**LISTED RECORDS:**
:::::

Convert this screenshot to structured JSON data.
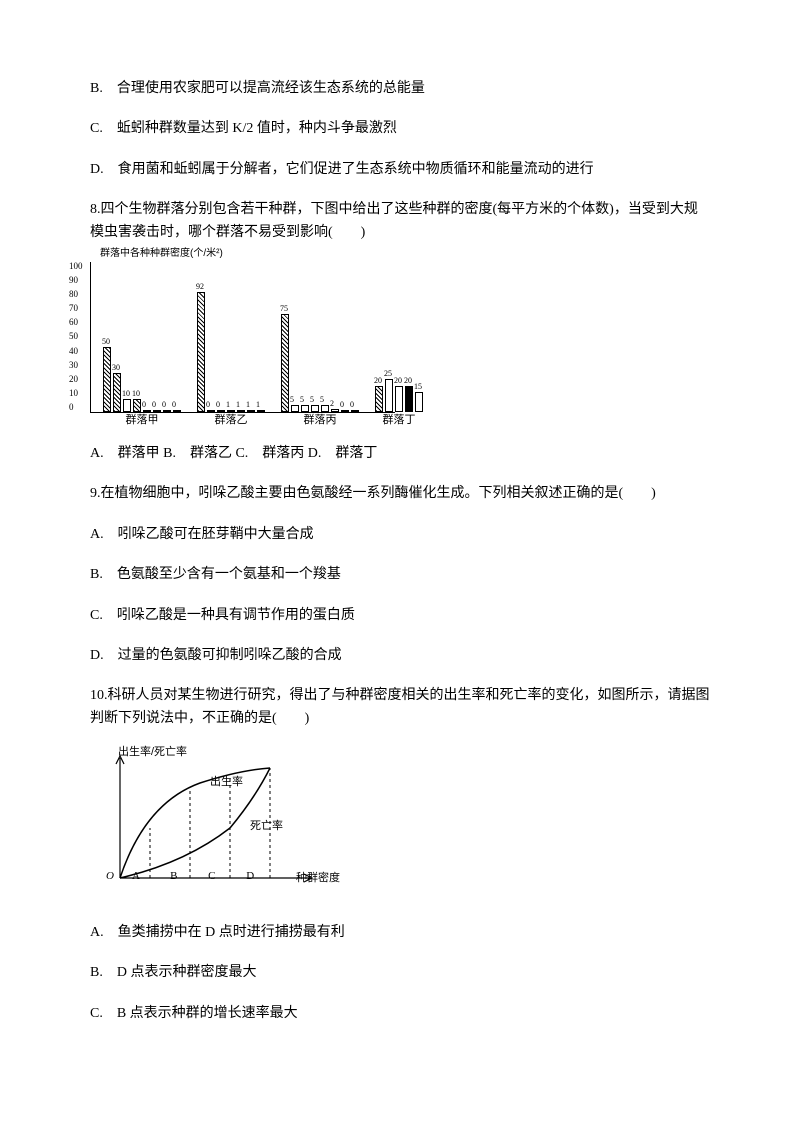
{
  "q7": {
    "options": {
      "B": "B.　合理使用农家肥可以提高流经该生态系统的总能量",
      "C": "C.　蚯蚓种群数量达到 K/2 值时，种内斗争最激烈",
      "D": "D.　食用菌和蚯蚓属于分解者，它们促进了生态系统中物质循环和能量流动的进行"
    }
  },
  "q8": {
    "stem": "8.四个生物群落分别包含若干种群，下图中给出了这些种群的密度(每平方米的个体数)，当受到大规模虫害袭击时，哪个群落不易受到影响(　　)",
    "chart": {
      "yaxis_label": "群落中各种种群密度(个/米²)",
      "ytick_max": 100,
      "groups": [
        {
          "label": "群落甲",
          "bars": [
            {
              "v": 50,
              "fill": "hatch"
            },
            {
              "v": 30,
              "fill": "hatch"
            },
            {
              "v": 10,
              "fill": "white"
            },
            {
              "v": 10,
              "fill": "hatch"
            },
            {
              "v": 0,
              "fill": "white"
            },
            {
              "v": 0,
              "fill": "white"
            },
            {
              "v": 0,
              "fill": "white"
            },
            {
              "v": 0,
              "fill": "white"
            }
          ]
        },
        {
          "label": "群落乙",
          "bars": [
            {
              "v": 92,
              "fill": "hatch"
            },
            {
              "v": 0,
              "fill": "white"
            },
            {
              "v": 0,
              "fill": "white"
            },
            {
              "v": 1,
              "fill": "white"
            },
            {
              "v": 1,
              "fill": "white"
            },
            {
              "v": 1,
              "fill": "white"
            },
            {
              "v": 1,
              "fill": "white"
            }
          ]
        },
        {
          "label": "群落丙",
          "bars": [
            {
              "v": 75,
              "fill": "hatch"
            },
            {
              "v": 5,
              "fill": "white"
            },
            {
              "v": 5,
              "fill": "white"
            },
            {
              "v": 5,
              "fill": "white"
            },
            {
              "v": 5,
              "fill": "white"
            },
            {
              "v": 2,
              "fill": "white"
            },
            {
              "v": 0,
              "fill": "white"
            },
            {
              "v": 0,
              "fill": "white"
            }
          ]
        },
        {
          "label": "群落丁",
          "bars": [
            {
              "v": 20,
              "fill": "hatch"
            },
            {
              "v": 25,
              "fill": "white"
            },
            {
              "v": 20,
              "fill": "white"
            },
            {
              "v": 20,
              "fill": "solid"
            },
            {
              "v": 15,
              "fill": "white"
            }
          ]
        }
      ]
    },
    "options_line": "A.　群落甲 B.　群落乙 C.　群落丙 D.　群落丁"
  },
  "q9": {
    "stem": "9.在植物细胞中，吲哚乙酸主要由色氨酸经一系列酶催化生成。下列相关叙述正确的是(　　)",
    "options": {
      "A": "A.　吲哚乙酸可在胚芽鞘中大量合成",
      "B": "B.　色氨酸至少含有一个氨基和一个羧基",
      "C": "C.　吲哚乙酸是一种具有调节作用的蛋白质",
      "D": "D.　过量的色氨酸可抑制吲哚乙酸的合成"
    }
  },
  "q10": {
    "stem": "10.科研人员对某生物进行研究，得出了与种群密度相关的出生率和死亡率的变化，如图所示，请据图判断下列说法中，不正确的是(　　)",
    "chart": {
      "yaxis_label": "出生率/死亡率",
      "xaxis_label": "种群密度",
      "birth_label": "出生率",
      "death_label": "死亡率",
      "origin": "O",
      "xticks": "A B C D"
    },
    "options": {
      "A": "A.　鱼类捕捞中在 D 点时进行捕捞最有利",
      "B": "B.　D 点表示种群密度最大",
      "C": "C.　B 点表示种群的增长速率最大"
    }
  }
}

:::::

Copy every record above exactly, leaving out any pictures.

**FINAL RESULT:**
Convert this screenshot to structured JSON data.
{
  "q7": {
    "options": {
      "B": "B.　合理使用农家肥可以提高流经该生态系统的总能量",
      "C": "C.　蚯蚓种群数量达到 K/2 值时，种内斗争最激烈",
      "D": "D.　食用菌和蚯蚓属于分解者，它们促进了生态系统中物质循环和能量流动的进行"
    }
  },
  "q8": {
    "stem": "8.四个生物群落分别包含若干种群，下图中给出了这些种群的密度(每平方米的个体数)，当受到大规模虫害袭击时，哪个群落不易受到影响(　　)",
    "chart": {
      "yaxis_label": "群落中各种种群密度(个/米²)",
      "ytick_max": 100,
      "groups": [
        {
          "label": "群落甲",
          "bars": [
            {
              "v": 50,
              "fill": "hatch"
            },
            {
              "v": 30,
              "fill": "hatch"
            },
            {
              "v": 10,
              "fill": "white"
            },
            {
              "v": 10,
              "fill": "hatch"
            },
            {
              "v": 0,
              "fill": "white"
            },
            {
              "v": 0,
              "fill": "white"
            },
            {
              "v": 0,
              "fill": "white"
            },
            {
              "v": 0,
              "fill": "white"
            }
          ]
        },
        {
          "label": "群落乙",
          "bars": [
            {
              "v": 92,
              "fill": "hatch"
            },
            {
              "v": 0,
              "fill": "white"
            },
            {
              "v": 0,
              "fill": "white"
            },
            {
              "v": 1,
              "fill": "white"
            },
            {
              "v": 1,
              "fill": "white"
            },
            {
              "v": 1,
              "fill": "white"
            },
            {
              "v": 1,
              "fill": "white"
            }
          ]
        },
        {
          "label": "群落丙",
          "bars": [
            {
              "v": 75,
              "fill": "hatch"
            },
            {
              "v": 5,
              "fill": "white"
            },
            {
              "v": 5,
              "fill": "white"
            },
            {
              "v": 5,
              "fill": "white"
            },
            {
              "v": 5,
              "fill": "white"
            },
            {
              "v": 2,
              "fill": "white"
            },
            {
              "v": 0,
              "fill": "white"
            },
            {
              "v": 0,
              "fill": "white"
            }
          ]
        },
        {
          "label": "群落丁",
          "bars": [
            {
              "v": 20,
              "fill": "hatch"
            },
            {
              "v": 25,
              "fill": "white"
            },
            {
              "v": 20,
              "fill": "white"
            },
            {
              "v": 20,
              "fill": "solid"
            },
            {
              "v": 15,
              "fill": "white"
            }
          ]
        }
      ]
    },
    "options_line": "A.　群落甲 B.　群落乙 C.　群落丙 D.　群落丁"
  },
  "q9": {
    "stem": "9.在植物细胞中，吲哚乙酸主要由色氨酸经一系列酶催化生成。下列相关叙述正确的是(　　)",
    "options": {
      "A": "A.　吲哚乙酸可在胚芽鞘中大量合成",
      "B": "B.　色氨酸至少含有一个氨基和一个羧基",
      "C": "C.　吲哚乙酸是一种具有调节作用的蛋白质",
      "D": "D.　过量的色氨酸可抑制吲哚乙酸的合成"
    }
  },
  "q10": {
    "stem": "10.科研人员对某生物进行研究，得出了与种群密度相关的出生率和死亡率的变化，如图所示，请据图判断下列说法中，不正确的是(　　)",
    "chart": {
      "yaxis_label": "出生率/死亡率",
      "xaxis_label": "种群密度",
      "birth_label": "出生率",
      "death_label": "死亡率",
      "origin": "O",
      "xticks": "A B C D"
    },
    "options": {
      "A": "A.　鱼类捕捞中在 D 点时进行捕捞最有利",
      "B": "B.　D 点表示种群密度最大",
      "C": "C.　B 点表示种群的增长速率最大"
    }
  }
}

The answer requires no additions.